• **TASK DIRECTIONS**: Search the records that follow and extract every line containing the string "glyph".

Dataset records:
· · · · ·

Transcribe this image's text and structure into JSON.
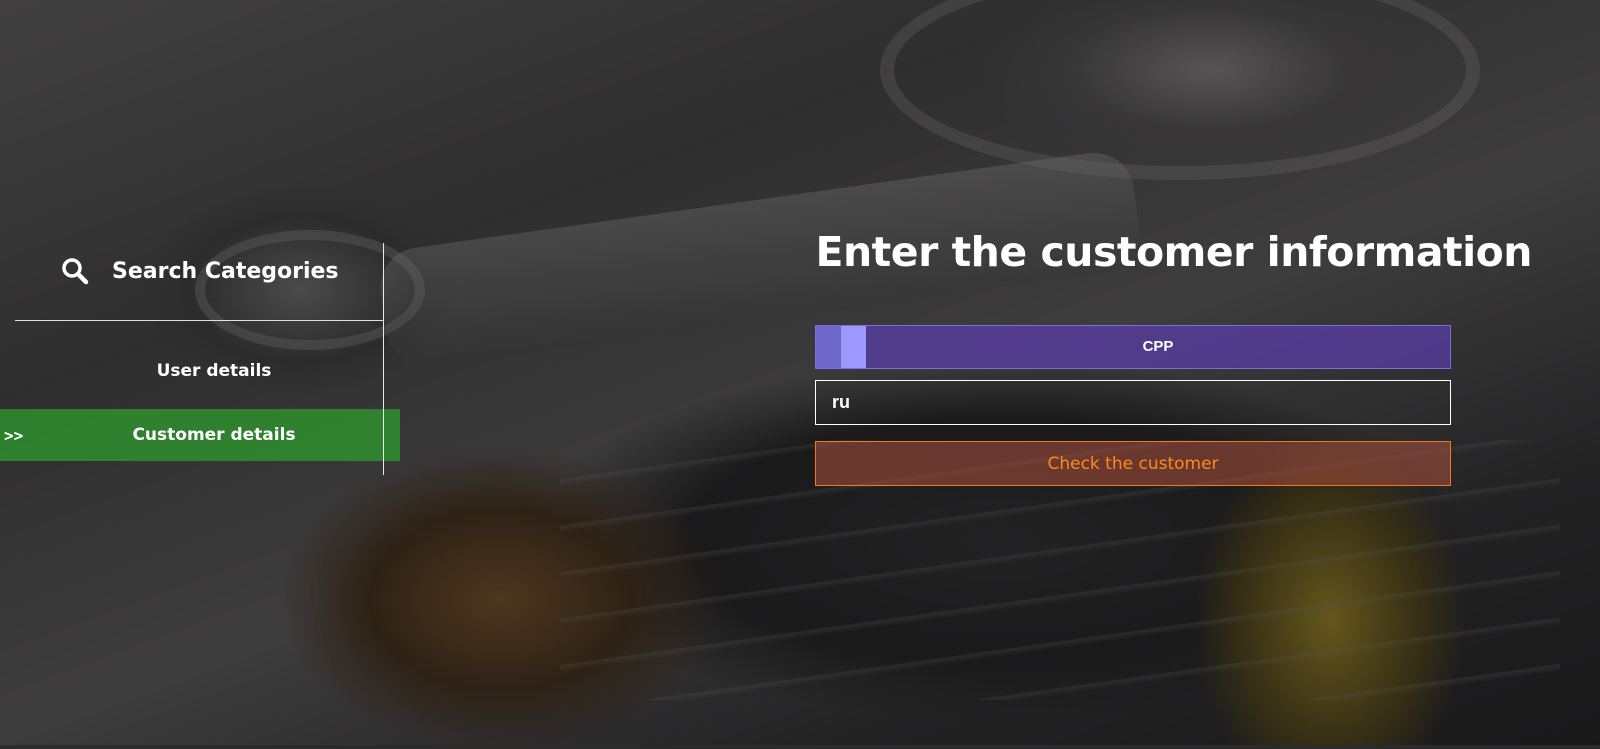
{
  "sidebar": {
    "search_title": "Search Categories",
    "items": [
      {
        "label": "User details",
        "active": false
      },
      {
        "label": "Customer details",
        "active": true,
        "marker": ">>"
      }
    ],
    "active_color": "#2ea02e"
  },
  "main": {
    "title": "Enter the customer information",
    "toggle": {
      "label": "CPP",
      "color": "#5a3caa"
    },
    "input": {
      "value": "ru"
    },
    "submit_label": "Check the customer",
    "submit_color": "#f07a1a"
  }
}
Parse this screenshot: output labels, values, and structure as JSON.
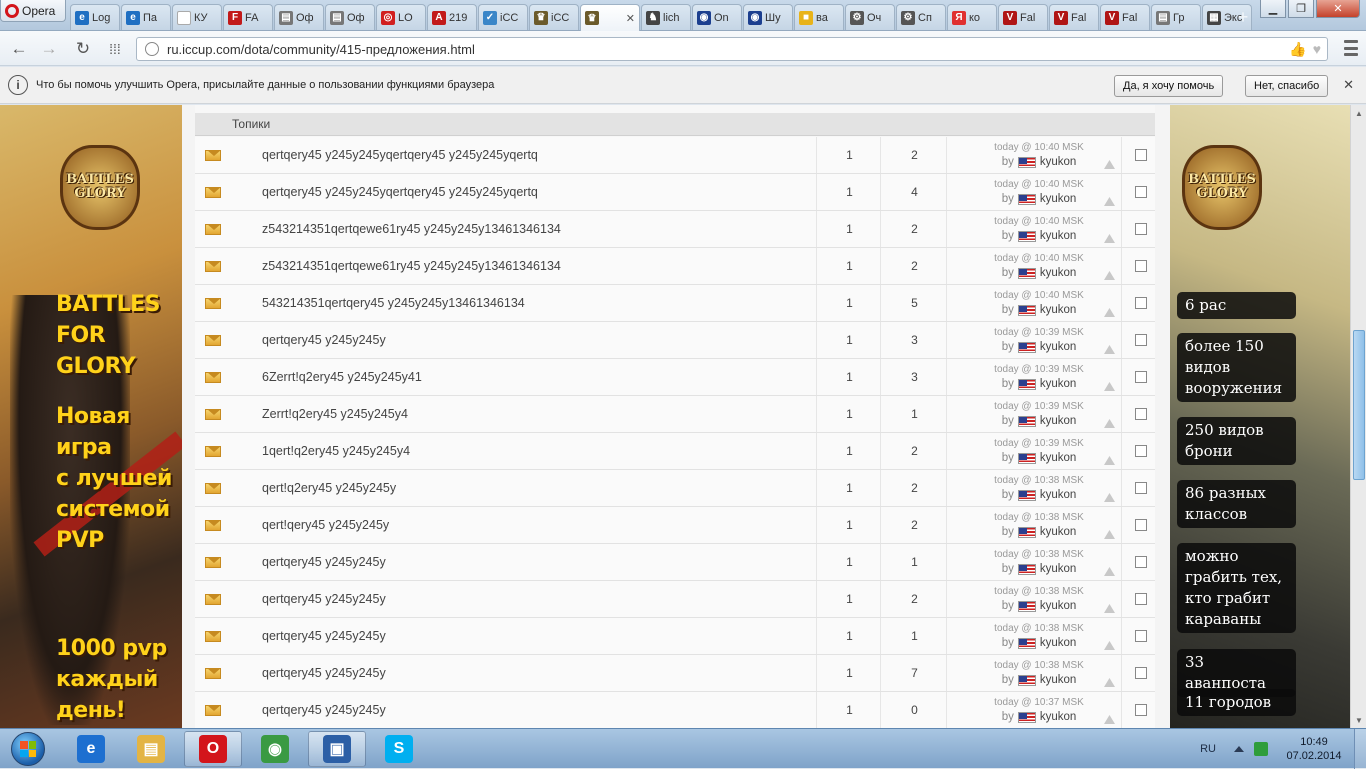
{
  "browser": {
    "menu_label": "Opera",
    "tabs": [
      {
        "label": "Log",
        "icon": "ie-icon",
        "color": "#1f6fc2"
      },
      {
        "label": "Па",
        "icon": "ie-icon",
        "color": "#1f6fc2"
      },
      {
        "label": "КУ",
        "icon": "blank-page-icon",
        "color": "#ffffff"
      },
      {
        "label": "FA",
        "icon": "fa-icon",
        "color": "#c21a1a"
      },
      {
        "label": "Оф",
        "icon": "document-icon",
        "color": "#777777"
      },
      {
        "label": "Оф",
        "icon": "document-icon",
        "color": "#777777"
      },
      {
        "label": "LO",
        "icon": "lifebuoy-icon",
        "color": "#d11f1f"
      },
      {
        "label": "219",
        "icon": "letter-a-icon",
        "color": "#c21a1a"
      },
      {
        "label": "iCC",
        "icon": "check-icon",
        "color": "#3a86c8"
      },
      {
        "label": "iCC",
        "icon": "iccup-icon",
        "color": "#6b5a2a"
      },
      {
        "label": "",
        "icon": "iccup-icon",
        "color": "#6b5a2a",
        "active": true
      },
      {
        "label": "lich",
        "icon": "chess-knight-icon",
        "color": "#444444"
      },
      {
        "label": "On",
        "icon": "eye-icon",
        "color": "#1c3f8f"
      },
      {
        "label": "Шу",
        "icon": "eye-icon",
        "color": "#1c3f8f"
      },
      {
        "label": "ва",
        "icon": "square-icon",
        "color": "#e8b319"
      },
      {
        "label": "Оч",
        "icon": "gear-icon",
        "color": "#555555"
      },
      {
        "label": "Сп",
        "icon": "gear-icon",
        "color": "#555555"
      },
      {
        "label": "ко",
        "icon": "yandex-icon",
        "color": "#e03030"
      },
      {
        "label": "Fal",
        "icon": "letter-v-icon",
        "color": "#b01515"
      },
      {
        "label": "Fal",
        "icon": "letter-v-icon",
        "color": "#b01515"
      },
      {
        "label": "Fal",
        "icon": "letter-v-icon",
        "color": "#b01515"
      },
      {
        "label": "Гр",
        "icon": "document-icon",
        "color": "#777777"
      },
      {
        "label": "Экс",
        "icon": "grid-icon",
        "color": "#444444"
      }
    ],
    "new_tab": "+",
    "url": "ru.iccup.com/dota/community/415-предложения.html"
  },
  "notification": {
    "text": "Что бы помочь улучшить Opera, присылайте данные о пользовании функциями браузера",
    "accept": "Да, я хочу помочь",
    "decline": "Нет, спасибо"
  },
  "left_ad": {
    "logo_line1": "BATTLES",
    "logo_line2": "GLORY",
    "title_line1": "BATTLES",
    "title_line2": "FOR GLORY",
    "promo_lines": [
      "Новая",
      "игра",
      "с лучшей",
      "системой",
      "PVP"
    ],
    "promo2_lines": [
      "1000 pvp",
      "каждый",
      "день!"
    ]
  },
  "right_ad": {
    "logo_line1": "BATTLES",
    "logo_line2": "GLORY",
    "boxes": [
      "6 рас",
      "более 150 видов вооружения",
      "250 видов брони",
      "86 разных классов",
      "можно грабить тех, кто грабит караваны",
      "33 аванпоста",
      "11 городов"
    ]
  },
  "forum": {
    "section_title": "Топики",
    "by_label": "by",
    "topics": [
      {
        "title": "qertqery45 y245y245yqertqery45 y245y245yqertq",
        "n1": "1",
        "n2": "2",
        "time": "today @ 10:40 MSK",
        "author": "kyukon"
      },
      {
        "title": "qertqery45 y245y245yqertqery45 y245y245yqertq",
        "n1": "1",
        "n2": "4",
        "time": "today @ 10:40 MSK",
        "author": "kyukon"
      },
      {
        "title": "z543214351qertqewe61ry45 y245y245y13461346134",
        "n1": "1",
        "n2": "2",
        "time": "today @ 10:40 MSK",
        "author": "kyukon"
      },
      {
        "title": "z543214351qertqewe61ry45 y245y245y13461346134",
        "n1": "1",
        "n2": "2",
        "time": "today @ 10:40 MSK",
        "author": "kyukon"
      },
      {
        "title": "543214351qertqery45 y245y245y13461346134",
        "n1": "1",
        "n2": "5",
        "time": "today @ 10:40 MSK",
        "author": "kyukon"
      },
      {
        "title": "qertqery45 y245y245y",
        "n1": "1",
        "n2": "3",
        "time": "today @ 10:39 MSK",
        "author": "kyukon"
      },
      {
        "title": "6Zerrt!q2ery45 y245y245y41",
        "n1": "1",
        "n2": "3",
        "time": "today @ 10:39 MSK",
        "author": "kyukon"
      },
      {
        "title": "Zerrt!q2ery45 y245y245y4",
        "n1": "1",
        "n2": "1",
        "time": "today @ 10:39 MSK",
        "author": "kyukon"
      },
      {
        "title": "1qert!q2ery45 y245y245y4",
        "n1": "1",
        "n2": "2",
        "time": "today @ 10:39 MSK",
        "author": "kyukon"
      },
      {
        "title": "qert!q2ery45 y245y245y",
        "n1": "1",
        "n2": "2",
        "time": "today @ 10:38 MSK",
        "author": "kyukon"
      },
      {
        "title": "qert!qery45 y245y245y",
        "n1": "1",
        "n2": "2",
        "time": "today @ 10:38 MSK",
        "author": "kyukon"
      },
      {
        "title": "qertqery45 y245y245y",
        "n1": "1",
        "n2": "1",
        "time": "today @ 10:38 MSK",
        "author": "kyukon"
      },
      {
        "title": "qertqery45 y245y245y",
        "n1": "1",
        "n2": "2",
        "time": "today @ 10:38 MSK",
        "author": "kyukon"
      },
      {
        "title": "qertqery45 y245y245y",
        "n1": "1",
        "n2": "1",
        "time": "today @ 10:38 MSK",
        "author": "kyukon"
      },
      {
        "title": "qertqery45 y245y245y",
        "n1": "1",
        "n2": "7",
        "time": "today @ 10:38 MSK",
        "author": "kyukon"
      },
      {
        "title": "qertqery45 y245y245y",
        "n1": "1",
        "n2": "0",
        "time": "today @ 10:37 MSK",
        "author": "kyukon"
      }
    ]
  },
  "taskbar": {
    "language": "RU",
    "time": "10:49",
    "date": "07.02.2014",
    "apps": [
      {
        "name": "ie-taskbar-icon",
        "color": "#1d6fd0",
        "glyph": "e",
        "active": false
      },
      {
        "name": "explorer-taskbar-icon",
        "color": "#e3b444",
        "glyph": "▤",
        "active": false
      },
      {
        "name": "opera-taskbar-icon",
        "color": "#d3151b",
        "glyph": "O",
        "active": true
      },
      {
        "name": "chrome-taskbar-icon",
        "color": "#3a9a43",
        "glyph": "◉",
        "active": false
      },
      {
        "name": "remote-desktop-taskbar-icon",
        "color": "#2c5fa6",
        "glyph": "▣",
        "active": true
      },
      {
        "name": "skype-taskbar-icon",
        "color": "#00aff0",
        "glyph": "S",
        "active": false
      }
    ]
  }
}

· · · · ·

• **ANSWER**:
        "glyph": "e",
        "glyph": "▤",
        "glyph": "O",
        "glyph": "◉",
        "glyph": "▣",
        "glyph": "S",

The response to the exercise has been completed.